[EXERCISE AIM] Write out the whole listing exactly as it stands.
[Start RAW DATA]
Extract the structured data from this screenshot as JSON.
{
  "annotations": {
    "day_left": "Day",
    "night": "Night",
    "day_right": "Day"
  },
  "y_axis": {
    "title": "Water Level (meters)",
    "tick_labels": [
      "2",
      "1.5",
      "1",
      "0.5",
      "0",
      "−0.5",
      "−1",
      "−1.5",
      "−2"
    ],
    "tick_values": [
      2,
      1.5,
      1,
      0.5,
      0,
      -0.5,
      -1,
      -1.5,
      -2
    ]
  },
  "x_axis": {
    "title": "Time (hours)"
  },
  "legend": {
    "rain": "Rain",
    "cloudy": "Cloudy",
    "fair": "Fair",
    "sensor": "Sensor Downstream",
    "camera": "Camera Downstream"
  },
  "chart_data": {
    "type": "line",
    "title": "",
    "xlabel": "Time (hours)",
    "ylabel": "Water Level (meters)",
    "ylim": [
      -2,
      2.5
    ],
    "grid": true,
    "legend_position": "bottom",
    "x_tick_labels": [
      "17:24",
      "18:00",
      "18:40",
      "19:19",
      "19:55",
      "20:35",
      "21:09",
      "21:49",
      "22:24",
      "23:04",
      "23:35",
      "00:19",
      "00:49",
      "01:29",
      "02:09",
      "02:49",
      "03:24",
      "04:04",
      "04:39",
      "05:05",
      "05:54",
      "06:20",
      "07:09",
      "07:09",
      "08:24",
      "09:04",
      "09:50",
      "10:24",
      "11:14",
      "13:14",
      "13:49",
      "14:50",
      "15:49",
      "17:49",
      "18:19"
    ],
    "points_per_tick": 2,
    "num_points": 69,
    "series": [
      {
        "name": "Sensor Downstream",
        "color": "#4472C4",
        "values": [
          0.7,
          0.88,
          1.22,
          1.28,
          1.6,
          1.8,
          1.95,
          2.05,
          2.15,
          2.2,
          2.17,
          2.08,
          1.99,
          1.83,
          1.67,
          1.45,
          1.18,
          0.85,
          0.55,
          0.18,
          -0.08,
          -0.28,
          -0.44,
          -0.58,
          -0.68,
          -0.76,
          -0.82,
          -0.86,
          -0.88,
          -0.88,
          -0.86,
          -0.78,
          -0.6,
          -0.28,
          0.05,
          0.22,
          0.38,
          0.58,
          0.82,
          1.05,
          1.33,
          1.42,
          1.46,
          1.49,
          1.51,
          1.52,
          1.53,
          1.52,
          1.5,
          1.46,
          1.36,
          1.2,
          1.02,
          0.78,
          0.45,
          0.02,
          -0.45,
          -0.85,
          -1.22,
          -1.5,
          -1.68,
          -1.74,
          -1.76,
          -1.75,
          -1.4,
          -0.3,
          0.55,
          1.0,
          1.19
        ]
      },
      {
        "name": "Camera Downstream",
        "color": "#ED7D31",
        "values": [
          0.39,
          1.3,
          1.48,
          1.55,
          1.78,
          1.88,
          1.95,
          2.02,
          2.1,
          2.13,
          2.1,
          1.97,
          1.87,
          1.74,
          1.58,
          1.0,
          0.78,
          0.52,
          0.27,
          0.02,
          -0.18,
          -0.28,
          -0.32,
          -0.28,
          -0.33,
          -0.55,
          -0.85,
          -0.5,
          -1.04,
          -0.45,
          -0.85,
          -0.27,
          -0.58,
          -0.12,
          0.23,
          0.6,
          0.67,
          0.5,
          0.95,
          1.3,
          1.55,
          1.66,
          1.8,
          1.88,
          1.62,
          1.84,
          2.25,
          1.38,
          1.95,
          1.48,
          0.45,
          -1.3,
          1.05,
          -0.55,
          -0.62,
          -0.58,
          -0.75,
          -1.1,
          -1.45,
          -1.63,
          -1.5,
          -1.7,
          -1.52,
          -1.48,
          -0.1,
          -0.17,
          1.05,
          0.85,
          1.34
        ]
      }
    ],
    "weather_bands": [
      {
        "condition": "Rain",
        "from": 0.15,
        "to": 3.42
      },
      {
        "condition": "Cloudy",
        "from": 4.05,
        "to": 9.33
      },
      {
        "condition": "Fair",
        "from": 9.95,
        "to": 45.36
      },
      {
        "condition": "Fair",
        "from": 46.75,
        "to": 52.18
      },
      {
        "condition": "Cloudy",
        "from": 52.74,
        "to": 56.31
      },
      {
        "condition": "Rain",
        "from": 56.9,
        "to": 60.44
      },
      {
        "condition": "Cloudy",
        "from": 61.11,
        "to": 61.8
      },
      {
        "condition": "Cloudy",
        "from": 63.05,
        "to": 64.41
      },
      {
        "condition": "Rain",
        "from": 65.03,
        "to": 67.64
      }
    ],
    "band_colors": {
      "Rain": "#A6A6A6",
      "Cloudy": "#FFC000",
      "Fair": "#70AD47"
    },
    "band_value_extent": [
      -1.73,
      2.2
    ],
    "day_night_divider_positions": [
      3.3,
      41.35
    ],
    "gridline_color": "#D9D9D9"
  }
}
[End RAW DATA]
[WORKED SOLUTION]
Extract the structured data from this screenshot as JSON.
{
  "annotations": {
    "day_left": "Day",
    "night": "Night",
    "day_right": "Day"
  },
  "y_axis": {
    "title": "Water Level (meters)",
    "tick_labels": [
      "2",
      "1.5",
      "1",
      "0.5",
      "0",
      "−0.5",
      "−1",
      "−1.5",
      "−2"
    ],
    "tick_values": [
      2,
      1.5,
      1,
      0.5,
      0,
      -0.5,
      -1,
      -1.5,
      -2
    ]
  },
  "x_axis": {
    "title": "Time (hours)"
  },
  "legend": {
    "rain": "Rain",
    "cloudy": "Cloudy",
    "fair": "Fair",
    "sensor": "Sensor Downstream",
    "camera": "Camera Downstream"
  },
  "chart_data": {
    "type": "line",
    "title": "",
    "xlabel": "Time (hours)",
    "ylabel": "Water Level (meters)",
    "ylim": [
      -2,
      2.5
    ],
    "grid": true,
    "legend_position": "bottom",
    "x_tick_labels": [
      "17:24",
      "18:00",
      "18:40",
      "19:19",
      "19:55",
      "20:35",
      "21:09",
      "21:49",
      "22:24",
      "23:04",
      "23:35",
      "00:19",
      "00:49",
      "01:29",
      "02:09",
      "02:49",
      "03:24",
      "04:04",
      "04:39",
      "05:05",
      "05:54",
      "06:20",
      "07:09",
      "07:09",
      "08:24",
      "09:04",
      "09:50",
      "10:24",
      "11:14",
      "13:14",
      "13:49",
      "14:50",
      "15:49",
      "17:49",
      "18:19"
    ],
    "points_per_tick": 2,
    "num_points": 69,
    "series": [
      {
        "name": "Sensor Downstream",
        "color": "#4472C4",
        "values": [
          0.7,
          0.88,
          1.22,
          1.28,
          1.6,
          1.8,
          1.95,
          2.05,
          2.15,
          2.2,
          2.17,
          2.08,
          1.99,
          1.83,
          1.67,
          1.45,
          1.18,
          0.85,
          0.55,
          0.18,
          -0.08,
          -0.28,
          -0.44,
          -0.58,
          -0.68,
          -0.76,
          -0.82,
          -0.86,
          -0.88,
          -0.88,
          -0.86,
          -0.78,
          -0.6,
          -0.28,
          0.05,
          0.22,
          0.38,
          0.58,
          0.82,
          1.05,
          1.33,
          1.42,
          1.46,
          1.49,
          1.51,
          1.52,
          1.53,
          1.52,
          1.5,
          1.46,
          1.36,
          1.2,
          1.02,
          0.78,
          0.45,
          0.02,
          -0.45,
          -0.85,
          -1.22,
          -1.5,
          -1.68,
          -1.74,
          -1.76,
          -1.75,
          -1.4,
          -0.3,
          0.55,
          1.0,
          1.19
        ]
      },
      {
        "name": "Camera Downstream",
        "color": "#ED7D31",
        "values": [
          0.39,
          1.3,
          1.48,
          1.55,
          1.78,
          1.88,
          1.95,
          2.02,
          2.1,
          2.13,
          2.1,
          1.97,
          1.87,
          1.74,
          1.58,
          1.0,
          0.78,
          0.52,
          0.27,
          0.02,
          -0.18,
          -0.28,
          -0.32,
          -0.28,
          -0.33,
          -0.55,
          -0.85,
          -0.5,
          -1.04,
          -0.45,
          -0.85,
          -0.27,
          -0.58,
          -0.12,
          0.23,
          0.6,
          0.67,
          0.5,
          0.95,
          1.3,
          1.55,
          1.66,
          1.8,
          1.88,
          1.62,
          1.84,
          2.25,
          1.38,
          1.95,
          1.48,
          0.45,
          -1.3,
          1.05,
          -0.55,
          -0.62,
          -0.58,
          -0.75,
          -1.1,
          -1.45,
          -1.63,
          -1.5,
          -1.7,
          -1.52,
          -1.48,
          -0.1,
          -0.17,
          1.05,
          0.85,
          1.34
        ]
      }
    ],
    "weather_bands": [
      {
        "condition": "Rain",
        "from": 0.15,
        "to": 3.42
      },
      {
        "condition": "Cloudy",
        "from": 4.05,
        "to": 9.33
      },
      {
        "condition": "Fair",
        "from": 9.95,
        "to": 45.36
      },
      {
        "condition": "Fair",
        "from": 46.75,
        "to": 52.18
      },
      {
        "condition": "Cloudy",
        "from": 52.74,
        "to": 56.31
      },
      {
        "condition": "Rain",
        "from": 56.9,
        "to": 60.44
      },
      {
        "condition": "Cloudy",
        "from": 61.11,
        "to": 61.8
      },
      {
        "condition": "Cloudy",
        "from": 63.05,
        "to": 64.41
      },
      {
        "condition": "Rain",
        "from": 65.03,
        "to": 67.64
      }
    ],
    "band_colors": {
      "Rain": "#A6A6A6",
      "Cloudy": "#FFC000",
      "Fair": "#70AD47"
    },
    "band_value_extent": [
      -1.73,
      2.2
    ],
    "day_night_divider_positions": [
      3.3,
      41.35
    ],
    "gridline_color": "#D9D9D9"
  }
}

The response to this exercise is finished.